Aim of the task
Below are entries. Pull out all lines containing "naganap".

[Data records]
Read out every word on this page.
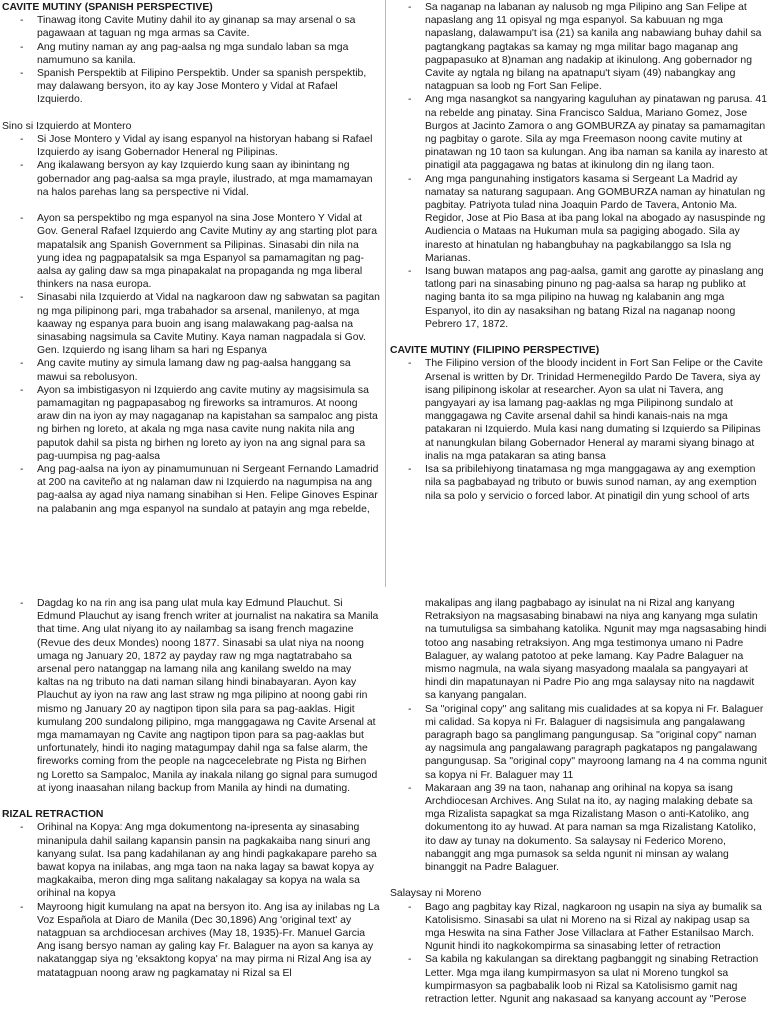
CAVITE MUTINY (SPANISH PERSPECTIVE)

- Tinawag itong Cavite Mutiny dahil ito ay ginanap sa may arsenal o sa pagawaan at taguan ng mga armas sa Cavite.
- Ang mutiny naman ay ang pag-aalsa ng mga sundalo laban sa mga namumuno sa kanila.
- Spanish Perspektib at Filipino Perspektib. Under sa spanish perspektib, may dalawang bersyon, ito ay kay Jose Montero y Vidal at Rafael Izquierdo.

Sino si Izquierdo at Montero

- Si Jose Montero y Vidal ay isang espanyol na historyan habang si Rafael Izquierdo ay isang Gobernador Heneral ng Pilipinas.
- Ang ikalawang bersyon ay kay Izquierdo kung saan ay ibinintang ng gobernador ang pag-aalsa sa mga prayle, ilustrado, at mga mamamayan na halos parehas lang sa perspective ni Vidal.
- Ayon sa perspektibo ng mga espanyol na sina Jose Montero Y Vidal at Gov. General Rafael Izquierdo ang Cavite Mutiny ay ang starting plot para mapatalsik ang Spanish Government sa Pilipinas. Sinasabi din nila na yung idea ng pagpapatalsik sa mga Espanyol sa pamamagitan ng pag-aalsa ay galing daw sa mga pinapakalat na propaganda ng mga liberal thinkers na nasa europa.
- Sinasabi nila Izquierdo at Vidal na nagkaroon daw ng sabwatan sa pagitan ng mga pilipinong pari, mga trabahador sa arsenal, manilenyo, at mga kaaway ng espanya para buoin ang isang malawakang pag-aalsa na sinasabing nagsimula sa Cavite Mutiny. Kaya naman nagpadala si Gov. Gen. Izquierdo ng isang liham sa hari ng Espanya
- Ang cavite mutiny ay simula lamang daw ng pag-aalsa hanggang sa mawui sa rebolusyon.
- Ayon sa imbistigasyon ni Izquierdo ang cavite mutiny ay magsisimula sa pamamagitan ng pagpapasabog ng fireworks sa intramuros. At noong araw din na iyon ay may nagaganap na kapistahan sa sampaloc ang pista ng birhen ng loreto, at akala ng mga nasa cavite nung nakita nila ang paputok dahil sa pista ng birhen ng loreto ay iyon na ang signal para sa pag-uumpisa ng pag-aalsa
- Ang pag-aalsa na iyon ay pinamumunuan ni Sergeant Fernando Lamadrid at 200 na caviteño at ng nalaman daw ni Izquierdo na nagumpisa na ang pag-aalsa ay agad niya namang sinabihan si Hen. Felipe Ginoves Espinar na palabanin ang mga espanyol na sundalo at patayin ang mga rebelde,
- Sa naganap na labanan ay nalusob ng mga Pilipino ang San Felipe at napaslang ang 11 opisyal ng mga espanyol. Sa kabuuan ng mga napaslang, dalawampu't isa (21) sa kanila ang nabawiang buhay dahil sa pagtangkang pagtakas sa kamay ng mga militar bago maganap ang pagpapasuko at 8)naman ang nadakip at ikinulong. Ang gobernador ng Cavite ay ngtala ng bilang na apatnapu't siyam (49) nabangkay ang natagpuan sa loob ng Fort San Felipe.
- Ang mga nasangkot sa nangyaring kaguluhan ay pinatawan ng parusa. 41 na rebelde ang pinatay. Sina Francisco Saldua, Mariano Gomez, Jose Burgos at Jacinto Zamora o ang GOMBURZA ay pinatay sa pamamagitan ng pagbitay o garote. Sila ay mga Freemason noong cavite mutiny at pinatawan ng 10 taon sa kulungan. Ang iba naman sa kanila ay inaresto at pinatigil ata paggagawa ng batas at ikinulong din ng ilang taon.
- Ang mga pangunahing instigators kasama si Sergeant La Madrid ay namatay sa naturang sagupaan. Ang GOMBURZA naman ay hinatulan ng pagbitay. Patriyota tulad nina Joaquin Pardo de Tavera, Antonio Ma. Regidor, Jose at Pio Basa at iba pang lokal na abogado ay nasuspinde ng Audiencia o Mataas na Hukuman mula sa pagiging abogado. Sila ay inaresto at hinatulan ng habangbuhay na pagkabilanggo sa Isla ng Marianas.
- Isang buwan matapos ang pag-aalsa, gamit ang garotte ay pinaslang ang tatlong pari na sinasabing pinuno ng pag-aalsa sa harap ng publiko at naging banta ito sa mga pilipino na huwag ng kalabanin ang mga Espanyol, ito din ay nasaksihan ng batang Rizal na naganap noong Pebrero 17, 1872.

CAVITE MUTINY (FILIPINO PERSPECTIVE)

- The Filipino version of the bloody incident in Fort San Felipe or the Cavite Arsenal is written by Dr. Trinidad Hermenegildo Pardo De Tavera, siya ay isang pilipinong iskolar at researcher. Ayon sa ulat ni Tavera, ang pangyayari ay isa lamang pag-aaklas ng mga Pilipinong sundalo at manggagawa ng Cavite arsenal dahil sa hindi kanais-nais na mga patakaran ni Izquierdo. Mula kasi nang dumating si Izquierdo sa Pilipinas at nanungkulan bilang Gobernador Heneral ay marami siyang binago at inalis na mga patakaran sa ating bansa
- Isa sa pribilehiyong tinatamasa ng mga manggagawa ay ang exemption nila sa pagbabayad ng tributo or buwis sunod naman, ay ang exemption nila sa polo y servicio o forced labor. At pinatigil din yung school of arts
- Dagdag ko na rin ang isa pang ulat mula kay Edmund Plauchut. Si Edmund Plauchut ay isang french writer at journalist na nakatira sa Manila that time. Ang ulat niyang ito ay nailambag sa isang french magazine (Revue des deux Mondes) noong 1877. Sinasabi sa ulat niya na noong umaga ng January 20, 1872 ay payday raw ng mga nagtatrabaho sa arsenal pero natanggap na lamang nila ang kanilang sweldo na may kaltas na ng tributo na dati naman silang hindi binabayaran. Ayon kay Plauchut ay iyon na raw ang last straw ng mga pilipino at noong gabi rin mismo ng January 20 ay nagtipon tipon sila para sa pag-aaklas. Higit kumulang 200 sundalong pilipino, mga manggagawa ng Cavite Arsenal at mga mamamayan ng Cavite ang nagtipon tipon para sa pag-aaklas but unfortunately, hindi ito naging matagumpay dahil nga sa false alarm, the fireworks coming from the people na nagcecelebrate ng Pista ng Birhen ng Loretto sa Sampaloc, Manila ay inakala nilang go signal para sumugod at iyong inaasahan nilang backup from Manila ay hindi na dumating.

RIZAL RETRACTION

- Orihinal na Kopya: Ang mga dokumentong na-ipresenta ay sinasabing minanipula dahil sailang kapansin pansin na pagkakaiba nang sinuri ang kanyang sulat. Isa pang kadahilanan ay ang hindi pagkakapare pareho sa bawat kopya na inilabas, ang mga taon na naka lagay sa bawat kopya ay magkakaiba, meron ding mga salitang nakalagay sa kopya na wala sa orihinal na kopya
- Mayroong higit kumulang na apat na bersyon ito. Ang isa ay inilabas ng La Voz Española at Diaro de Manila (Dec 30,1896) Ang 'original text' ay natagpuan sa archdiocesan archives (May 18, 1935)-Fr. Manuel Garcia Ang isang bersyo naman ay galing kay Fr. Balaguer na ayon sa kanya ay nakatanggap siya ng 'eksaktong kopya' na may pirma ni Rizal Ang isa ay matatagpuan noong araw ng pagkamatay ni Rizal sa El

makalipas ang ilang pagbabago ay isinulat na ni Rizal ang kanyang Retraksiyon na magsasabing binabawi na niya ang kanyang mga sulatin na tumutuligsa sa simbahang katolika. Ngunit may mga nagsasabing hindi totoo ang nasabing retraksiyon. Ang mga testimonya umano ni Padre Balaguer, ay walang patotoo at peke lamang. Kay Padre Balaguer na mismo nagmula, na wala siyang masyadong maalala sa pangyayari at hindi din mapatunayan ni Padre Pio ang mga salaysay nito na nagdawit sa kanyang pangalan.

- Sa "original copy" ang salitang mis cualidades at sa kopya ni Fr. Balaguer mi calidad. Sa kopya ni Fr. Balaguer di nagsisimula ang pangalawang paragraph bago sa panglimang pangungusap. Sa "original copy" naman ay nagsimula ang pangalawang paragraph pagkatapos ng pangalawang pangungusap. Sa "original copy" mayroong lamang na 4 na comma ngunit sa kopya ni Fr. Balaguer may 11
- Makaraan ang 39 na taon, nahanap ang orihinal na kopya sa isang Archdiocesan Archives. Ang Sulat na ito, ay naging malaking debate sa mga Rizalista sapagkat sa mga Rizalistang Mason o anti-Katoliko, ang dokumentong ito ay huwad. At para naman sa mga Rizalistang Katoliko, ito daw ay tunay na dokumento. Sa salaysay ni Federico Moreno, nabanggit ang mga pumasok sa selda ngunit ni minsan ay walang binanggit na Padre Balaguer.

Salaysay ni Moreno

- Bago ang pagbitay kay Rizal, nagkaroon ng usapin na siya ay bumalik sa Katolisismo. Sinasabi sa ulat ni Moreno na si Rizal ay nakipag usap sa mga Heswita na sina Father Jose Villaclara at Father Estanilsao March. Ngunit hindi ito nagkokompirma sa sinasabing letter of retraction
- Sa kabila ng kakulangan sa direktang pagbanggit ng sinabing Retraction Letter. Mga mga ilang kumpirmasyon sa ulat ni Moreno tungkol sa kumpirmasyon sa pagbabalik loob ni Rizal sa Katolisismo gamit nag retraction letter. Ngunit ang nakasaad sa kanyang account ay "Perose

Full answer
- Sa naganap na labanan ay nalusob ng mga Pilipino ang San Felipe at napaslang ang 11 opisyal ng mga espanyol. Sa kabuuan ng mga napaslang, dalawampu't isa (21) sa kanila ang nabawiang buhay dahil sa pagtangkang pagtakas sa kamay ng mga militar bago maganap ang pagpapasuko at 8)naman ang nadakip at ikinulong. Ang gobernador ng Cavite ay ngtala ng bilang na apatnapu't siyam (49) nabangkay ang natagpuan sa loob ng Fort San Felipe.
- Isang buwan matapos ang pag-aalsa, gamit ang garotte ay pinaslang ang tatlong pari na sinasabing pinuno ng pag-aalsa sa harap ng publiko at naging banta ito sa mga pilipino na huwag ng kalabanin ang mga Espanyol, ito din ay nasaksihan ng batang Rizal na naganap noong Pebrero 17, 1872.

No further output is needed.